• [YOUR OBJECTIVE]:
Determine the count of lines holding the string "JSON". Return only the number.

--- EXERCISE INPUTS ---

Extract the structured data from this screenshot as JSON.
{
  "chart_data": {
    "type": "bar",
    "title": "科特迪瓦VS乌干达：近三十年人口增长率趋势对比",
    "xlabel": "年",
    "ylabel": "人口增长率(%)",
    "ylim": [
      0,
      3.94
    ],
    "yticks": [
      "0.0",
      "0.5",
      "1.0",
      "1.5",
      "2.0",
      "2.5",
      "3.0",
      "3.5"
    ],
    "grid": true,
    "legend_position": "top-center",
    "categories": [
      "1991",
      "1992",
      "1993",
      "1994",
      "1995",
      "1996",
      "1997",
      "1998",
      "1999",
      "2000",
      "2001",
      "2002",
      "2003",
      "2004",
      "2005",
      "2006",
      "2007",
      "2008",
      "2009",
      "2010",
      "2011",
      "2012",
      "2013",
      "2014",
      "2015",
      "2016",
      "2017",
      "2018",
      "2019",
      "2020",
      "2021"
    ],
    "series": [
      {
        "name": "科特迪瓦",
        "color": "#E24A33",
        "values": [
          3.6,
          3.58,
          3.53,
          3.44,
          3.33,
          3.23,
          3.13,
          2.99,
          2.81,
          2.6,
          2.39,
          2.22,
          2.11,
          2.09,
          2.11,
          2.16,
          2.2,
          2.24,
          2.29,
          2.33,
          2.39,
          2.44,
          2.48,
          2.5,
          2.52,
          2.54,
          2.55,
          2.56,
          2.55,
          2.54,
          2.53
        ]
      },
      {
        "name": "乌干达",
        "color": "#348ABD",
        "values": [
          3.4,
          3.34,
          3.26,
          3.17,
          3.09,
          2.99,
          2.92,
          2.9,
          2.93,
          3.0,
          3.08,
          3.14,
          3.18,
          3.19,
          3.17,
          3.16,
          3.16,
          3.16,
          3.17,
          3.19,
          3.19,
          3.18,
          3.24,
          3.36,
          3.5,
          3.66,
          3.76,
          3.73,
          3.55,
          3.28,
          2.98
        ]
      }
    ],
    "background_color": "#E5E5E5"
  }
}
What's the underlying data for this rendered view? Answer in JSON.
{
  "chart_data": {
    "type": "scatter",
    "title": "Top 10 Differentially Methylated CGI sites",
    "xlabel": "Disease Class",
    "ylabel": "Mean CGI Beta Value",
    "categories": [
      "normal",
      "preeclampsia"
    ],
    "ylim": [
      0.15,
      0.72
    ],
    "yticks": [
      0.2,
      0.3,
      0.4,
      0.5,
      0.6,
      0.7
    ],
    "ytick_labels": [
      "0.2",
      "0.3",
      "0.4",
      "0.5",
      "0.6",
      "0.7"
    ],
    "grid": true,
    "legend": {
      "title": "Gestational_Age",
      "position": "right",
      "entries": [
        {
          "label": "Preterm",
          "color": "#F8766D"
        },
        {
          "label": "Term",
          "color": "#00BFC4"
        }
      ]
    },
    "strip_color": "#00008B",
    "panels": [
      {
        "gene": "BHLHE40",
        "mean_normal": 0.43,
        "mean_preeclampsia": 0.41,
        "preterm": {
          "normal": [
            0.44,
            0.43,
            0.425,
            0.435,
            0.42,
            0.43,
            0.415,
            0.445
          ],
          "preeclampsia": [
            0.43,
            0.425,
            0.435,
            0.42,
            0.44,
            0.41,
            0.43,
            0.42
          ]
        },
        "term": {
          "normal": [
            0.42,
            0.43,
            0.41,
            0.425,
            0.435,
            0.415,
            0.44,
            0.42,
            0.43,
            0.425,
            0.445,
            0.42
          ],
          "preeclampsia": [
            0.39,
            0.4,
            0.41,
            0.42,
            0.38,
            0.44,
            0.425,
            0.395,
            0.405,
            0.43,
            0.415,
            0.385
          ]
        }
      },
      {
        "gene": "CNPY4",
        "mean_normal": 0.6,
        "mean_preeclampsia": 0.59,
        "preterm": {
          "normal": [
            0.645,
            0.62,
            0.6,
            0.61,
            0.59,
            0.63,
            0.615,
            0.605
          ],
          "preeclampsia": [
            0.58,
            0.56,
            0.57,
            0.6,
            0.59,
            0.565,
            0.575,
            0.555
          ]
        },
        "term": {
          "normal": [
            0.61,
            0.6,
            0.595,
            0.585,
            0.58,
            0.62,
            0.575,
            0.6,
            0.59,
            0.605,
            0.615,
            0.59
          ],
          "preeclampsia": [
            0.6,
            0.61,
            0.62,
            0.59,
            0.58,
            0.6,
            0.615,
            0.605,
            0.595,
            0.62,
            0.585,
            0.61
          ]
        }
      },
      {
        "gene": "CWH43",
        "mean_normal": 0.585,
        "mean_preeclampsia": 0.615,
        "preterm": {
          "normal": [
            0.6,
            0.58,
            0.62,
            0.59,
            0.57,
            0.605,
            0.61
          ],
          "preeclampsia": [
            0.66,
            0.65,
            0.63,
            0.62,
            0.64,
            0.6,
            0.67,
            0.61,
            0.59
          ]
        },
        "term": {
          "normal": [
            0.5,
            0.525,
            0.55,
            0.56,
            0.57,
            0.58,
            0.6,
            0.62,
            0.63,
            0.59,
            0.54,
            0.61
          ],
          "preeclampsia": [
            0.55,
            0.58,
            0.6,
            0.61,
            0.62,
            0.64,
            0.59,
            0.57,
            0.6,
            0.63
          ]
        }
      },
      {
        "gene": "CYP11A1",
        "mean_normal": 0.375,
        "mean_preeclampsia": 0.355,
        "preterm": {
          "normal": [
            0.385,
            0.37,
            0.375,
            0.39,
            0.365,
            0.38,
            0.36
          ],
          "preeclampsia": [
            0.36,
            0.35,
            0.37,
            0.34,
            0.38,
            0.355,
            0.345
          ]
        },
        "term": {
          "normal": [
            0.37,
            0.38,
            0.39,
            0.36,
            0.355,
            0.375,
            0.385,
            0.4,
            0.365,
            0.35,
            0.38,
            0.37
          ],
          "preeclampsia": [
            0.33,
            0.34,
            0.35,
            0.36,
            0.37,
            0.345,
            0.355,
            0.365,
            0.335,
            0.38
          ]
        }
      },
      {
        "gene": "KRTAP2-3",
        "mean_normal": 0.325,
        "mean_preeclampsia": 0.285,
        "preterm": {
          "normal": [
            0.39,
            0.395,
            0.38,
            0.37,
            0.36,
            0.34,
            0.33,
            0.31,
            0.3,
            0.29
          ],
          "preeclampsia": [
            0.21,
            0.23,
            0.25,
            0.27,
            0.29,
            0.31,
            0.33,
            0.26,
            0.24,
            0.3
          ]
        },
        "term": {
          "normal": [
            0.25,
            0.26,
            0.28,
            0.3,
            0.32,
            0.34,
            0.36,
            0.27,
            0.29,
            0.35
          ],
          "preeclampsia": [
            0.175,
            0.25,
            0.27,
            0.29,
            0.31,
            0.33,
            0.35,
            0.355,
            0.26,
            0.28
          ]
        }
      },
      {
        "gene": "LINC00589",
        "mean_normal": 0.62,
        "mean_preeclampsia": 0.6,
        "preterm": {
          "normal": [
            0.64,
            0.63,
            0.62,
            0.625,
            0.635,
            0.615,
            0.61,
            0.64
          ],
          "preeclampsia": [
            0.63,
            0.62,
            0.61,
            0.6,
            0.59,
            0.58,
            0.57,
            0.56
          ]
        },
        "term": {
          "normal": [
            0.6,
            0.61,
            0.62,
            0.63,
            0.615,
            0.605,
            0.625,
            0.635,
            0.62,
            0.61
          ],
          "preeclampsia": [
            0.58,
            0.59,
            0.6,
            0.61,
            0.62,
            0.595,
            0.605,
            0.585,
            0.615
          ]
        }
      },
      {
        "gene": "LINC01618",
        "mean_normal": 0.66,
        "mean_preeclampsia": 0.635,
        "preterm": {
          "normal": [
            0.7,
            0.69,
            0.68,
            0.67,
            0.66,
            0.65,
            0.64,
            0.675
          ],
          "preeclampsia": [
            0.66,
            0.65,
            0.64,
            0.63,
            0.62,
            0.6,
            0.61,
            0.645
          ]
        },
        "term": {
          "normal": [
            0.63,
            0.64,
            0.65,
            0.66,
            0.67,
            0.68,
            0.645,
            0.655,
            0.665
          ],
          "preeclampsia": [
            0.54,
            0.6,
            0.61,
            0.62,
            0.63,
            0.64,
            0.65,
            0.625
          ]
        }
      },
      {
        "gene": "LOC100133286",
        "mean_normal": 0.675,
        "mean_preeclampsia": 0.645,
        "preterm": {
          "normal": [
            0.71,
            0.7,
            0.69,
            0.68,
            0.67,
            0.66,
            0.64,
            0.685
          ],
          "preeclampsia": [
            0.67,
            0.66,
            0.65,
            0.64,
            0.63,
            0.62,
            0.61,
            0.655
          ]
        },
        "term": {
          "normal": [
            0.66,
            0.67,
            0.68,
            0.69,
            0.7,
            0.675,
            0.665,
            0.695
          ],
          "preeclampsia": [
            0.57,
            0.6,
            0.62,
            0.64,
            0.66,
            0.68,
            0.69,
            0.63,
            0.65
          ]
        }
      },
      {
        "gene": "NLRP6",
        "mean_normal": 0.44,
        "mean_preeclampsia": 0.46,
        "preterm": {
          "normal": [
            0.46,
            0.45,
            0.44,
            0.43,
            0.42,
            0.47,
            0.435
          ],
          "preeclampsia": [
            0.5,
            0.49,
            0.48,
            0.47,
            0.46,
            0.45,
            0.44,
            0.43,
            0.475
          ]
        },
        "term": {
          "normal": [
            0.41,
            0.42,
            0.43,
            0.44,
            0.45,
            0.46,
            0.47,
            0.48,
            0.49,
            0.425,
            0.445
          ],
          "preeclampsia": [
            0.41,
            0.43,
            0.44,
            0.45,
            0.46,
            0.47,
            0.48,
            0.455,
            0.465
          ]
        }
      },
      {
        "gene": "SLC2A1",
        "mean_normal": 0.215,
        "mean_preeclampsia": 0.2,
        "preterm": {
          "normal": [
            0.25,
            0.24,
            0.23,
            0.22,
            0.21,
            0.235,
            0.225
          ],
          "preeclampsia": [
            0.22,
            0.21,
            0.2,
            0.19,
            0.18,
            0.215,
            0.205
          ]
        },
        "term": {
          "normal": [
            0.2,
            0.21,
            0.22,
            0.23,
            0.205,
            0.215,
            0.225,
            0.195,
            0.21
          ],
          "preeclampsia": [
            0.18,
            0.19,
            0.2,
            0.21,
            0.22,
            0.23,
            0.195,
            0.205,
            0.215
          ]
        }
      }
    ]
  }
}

---

• [ANSWER TO THE PROBLEM]:
2